* [TASK PROMPT]: Say how many lines hold the string "uncorrected"; please write nothing but the number.

* [ENTRIES SUPPLIED]:
————

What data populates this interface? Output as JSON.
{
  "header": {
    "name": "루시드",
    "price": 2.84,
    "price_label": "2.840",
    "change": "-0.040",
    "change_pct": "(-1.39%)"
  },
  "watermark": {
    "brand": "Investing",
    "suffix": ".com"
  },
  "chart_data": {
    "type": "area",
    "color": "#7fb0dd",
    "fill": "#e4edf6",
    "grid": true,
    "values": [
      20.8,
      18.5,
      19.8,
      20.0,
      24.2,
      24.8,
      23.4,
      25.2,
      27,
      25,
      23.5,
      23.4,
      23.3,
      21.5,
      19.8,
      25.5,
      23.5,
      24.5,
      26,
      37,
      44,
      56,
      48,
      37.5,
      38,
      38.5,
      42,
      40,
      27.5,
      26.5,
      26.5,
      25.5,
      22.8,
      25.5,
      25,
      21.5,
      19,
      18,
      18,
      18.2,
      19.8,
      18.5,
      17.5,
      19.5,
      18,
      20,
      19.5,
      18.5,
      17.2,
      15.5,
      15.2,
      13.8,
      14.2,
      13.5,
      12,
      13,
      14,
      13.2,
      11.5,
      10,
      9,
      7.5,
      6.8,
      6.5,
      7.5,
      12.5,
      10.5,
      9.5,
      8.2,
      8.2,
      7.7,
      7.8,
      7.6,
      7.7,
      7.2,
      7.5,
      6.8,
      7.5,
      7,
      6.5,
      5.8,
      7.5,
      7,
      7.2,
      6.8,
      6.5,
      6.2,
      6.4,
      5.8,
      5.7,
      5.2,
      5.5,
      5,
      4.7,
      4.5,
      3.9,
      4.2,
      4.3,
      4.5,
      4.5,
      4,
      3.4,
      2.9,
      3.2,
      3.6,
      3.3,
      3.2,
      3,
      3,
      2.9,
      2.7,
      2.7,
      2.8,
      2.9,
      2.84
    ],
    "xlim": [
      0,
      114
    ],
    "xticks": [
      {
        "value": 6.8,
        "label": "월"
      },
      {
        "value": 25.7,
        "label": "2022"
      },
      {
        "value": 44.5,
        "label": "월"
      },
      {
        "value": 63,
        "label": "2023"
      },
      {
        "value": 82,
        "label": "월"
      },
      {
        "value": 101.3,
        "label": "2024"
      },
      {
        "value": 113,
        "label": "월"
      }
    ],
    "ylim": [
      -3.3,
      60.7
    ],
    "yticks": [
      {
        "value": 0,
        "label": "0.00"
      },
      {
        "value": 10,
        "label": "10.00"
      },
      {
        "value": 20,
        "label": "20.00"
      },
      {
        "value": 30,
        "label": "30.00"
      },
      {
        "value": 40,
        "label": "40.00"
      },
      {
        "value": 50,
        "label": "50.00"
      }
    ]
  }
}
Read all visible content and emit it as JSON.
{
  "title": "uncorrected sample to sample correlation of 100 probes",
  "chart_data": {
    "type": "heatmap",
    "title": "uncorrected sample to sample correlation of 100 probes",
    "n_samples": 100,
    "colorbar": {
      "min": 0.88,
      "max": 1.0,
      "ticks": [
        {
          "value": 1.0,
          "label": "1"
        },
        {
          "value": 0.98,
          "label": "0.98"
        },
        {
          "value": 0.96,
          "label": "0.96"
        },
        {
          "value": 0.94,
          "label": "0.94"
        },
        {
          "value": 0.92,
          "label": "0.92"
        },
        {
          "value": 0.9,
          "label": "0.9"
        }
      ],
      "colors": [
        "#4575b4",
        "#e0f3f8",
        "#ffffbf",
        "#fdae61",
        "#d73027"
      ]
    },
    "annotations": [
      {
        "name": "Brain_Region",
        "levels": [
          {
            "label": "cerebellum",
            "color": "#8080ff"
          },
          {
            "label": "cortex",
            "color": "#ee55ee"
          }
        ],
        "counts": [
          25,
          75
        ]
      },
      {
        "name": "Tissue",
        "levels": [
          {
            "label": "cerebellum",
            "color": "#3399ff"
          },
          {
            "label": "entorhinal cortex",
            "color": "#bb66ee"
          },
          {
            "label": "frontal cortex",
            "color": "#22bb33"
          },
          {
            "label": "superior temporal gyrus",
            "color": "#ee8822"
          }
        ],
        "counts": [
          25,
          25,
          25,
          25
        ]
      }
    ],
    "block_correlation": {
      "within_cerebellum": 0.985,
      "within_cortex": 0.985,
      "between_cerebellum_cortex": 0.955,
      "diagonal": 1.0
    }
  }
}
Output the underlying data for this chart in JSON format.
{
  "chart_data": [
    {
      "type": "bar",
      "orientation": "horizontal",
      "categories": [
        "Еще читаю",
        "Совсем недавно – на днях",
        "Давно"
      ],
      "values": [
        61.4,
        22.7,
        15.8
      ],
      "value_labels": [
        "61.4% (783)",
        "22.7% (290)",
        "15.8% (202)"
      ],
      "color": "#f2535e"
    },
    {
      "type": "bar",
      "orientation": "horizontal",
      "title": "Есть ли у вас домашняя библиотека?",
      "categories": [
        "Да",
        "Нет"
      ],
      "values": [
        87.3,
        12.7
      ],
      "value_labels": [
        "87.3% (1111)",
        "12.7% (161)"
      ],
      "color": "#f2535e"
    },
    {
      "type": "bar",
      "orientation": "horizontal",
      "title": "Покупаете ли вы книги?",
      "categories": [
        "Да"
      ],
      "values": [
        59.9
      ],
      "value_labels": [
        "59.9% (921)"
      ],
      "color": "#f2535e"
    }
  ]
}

————

* [WRITTEN RESPONSE]: 2